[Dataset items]
^^^^^^^^^^^^^^^^
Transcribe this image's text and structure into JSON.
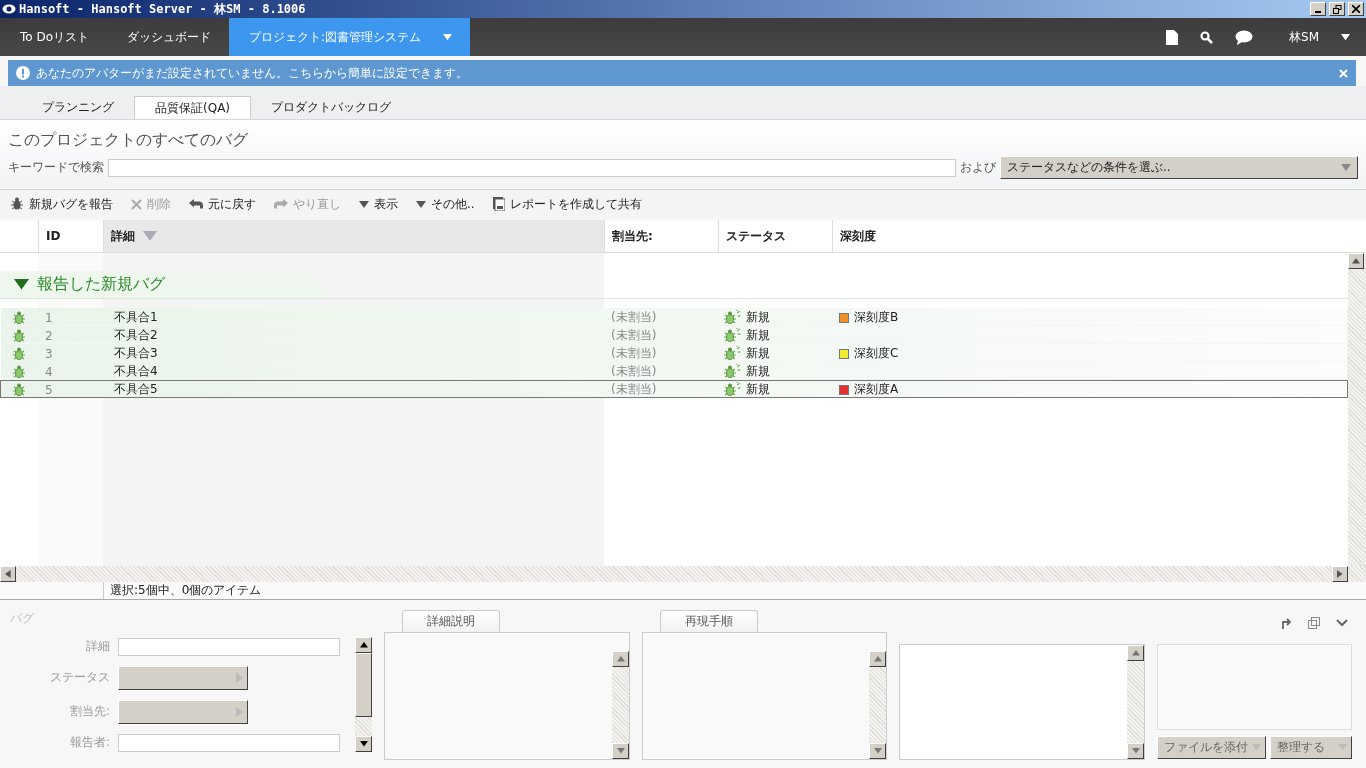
{
  "window": {
    "title": "Hansoft - Hansoft Server - 林SM - 8.1006"
  },
  "nav": {
    "tabs": [
      {
        "label": "To Doリスト",
        "selected": false,
        "has_menu": false
      },
      {
        "label": "ダッシュボード",
        "selected": false,
        "has_menu": false
      },
      {
        "label": "プロジェクト:図書管理システム",
        "selected": true,
        "has_menu": true
      }
    ],
    "user": "林SM"
  },
  "notice": {
    "text": "あなたのアバターがまだ設定されていません。こちらから簡単に設定できます。"
  },
  "sub_tabs": [
    {
      "label": "プランニング",
      "selected": false
    },
    {
      "label": "品質保証(QA)",
      "selected": true
    },
    {
      "label": "プロダクトバックログ",
      "selected": false
    }
  ],
  "page_title": "このプロジェクトのすべてのバグ",
  "search": {
    "label": "キーワードで検索",
    "connector": "および",
    "filter": "ステータスなどの条件を選ぶ.."
  },
  "toolbar": [
    {
      "kind": "bug",
      "label": "新規バグを報告",
      "disabled": false
    },
    {
      "kind": "delete",
      "label": "削除",
      "disabled": true
    },
    {
      "kind": "undo",
      "label": "元に戻す",
      "disabled": false
    },
    {
      "kind": "redo",
      "label": "やり直し",
      "disabled": true
    },
    {
      "kind": "menu",
      "label": "表示",
      "disabled": false
    },
    {
      "kind": "menu",
      "label": "その他..",
      "disabled": false
    },
    {
      "kind": "report",
      "label": "レポートを作成して共有",
      "disabled": false
    }
  ],
  "columns": [
    {
      "label": "ID",
      "sorted": false
    },
    {
      "label": "詳細",
      "sorted": true
    },
    {
      "label": "割当先:",
      "sorted": false
    },
    {
      "label": "ステータス",
      "sorted": false
    },
    {
      "label": "深刻度",
      "sorted": false
    }
  ],
  "group": {
    "title": "報告した新規バグ",
    "expanded": true,
    "rows": [
      {
        "id": "1",
        "detail": "不具合1",
        "assignee": "(未割当)",
        "status": "新規",
        "severity": {
          "label": "深刻度B",
          "color": "#f0902a"
        },
        "selected": false
      },
      {
        "id": "2",
        "detail": "不具合2",
        "assignee": "(未割当)",
        "status": "新規",
        "selected": false
      },
      {
        "id": "3",
        "detail": "不具合3",
        "assignee": "(未割当)",
        "status": "新規",
        "severity": {
          "label": "深刻度C",
          "color": "#f4ec30"
        },
        "selected": false
      },
      {
        "id": "4",
        "detail": "不具合4",
        "assignee": "(未割当)",
        "status": "新規",
        "selected": false
      },
      {
        "id": "5",
        "detail": "不具合5",
        "assignee": "(未割当)",
        "status": "新規",
        "severity": {
          "label": "深刻度A",
          "color": "#e83030"
        },
        "selected": true
      }
    ]
  },
  "status_bar": "選択:5個中、0個のアイテム",
  "detail_panel": {
    "title": "バグ",
    "fields": [
      {
        "label": "詳細",
        "kind": "text"
      },
      {
        "label": "ステータス",
        "kind": "dropdown"
      },
      {
        "label": "割当先:",
        "kind": "dropdown"
      },
      {
        "label": "報告者:",
        "kind": "text"
      }
    ],
    "tabs": [
      "詳細説明",
      "再現手順"
    ],
    "buttons": [
      "ファイルを添付",
      "整理する"
    ]
  }
}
^^^^^^^^^^^^^^^^
TASK TO COMPLETE | Determine how many lines of the listing above include the word "color", and report that number only.

RESPONSE TO THIS EXERCISE | 3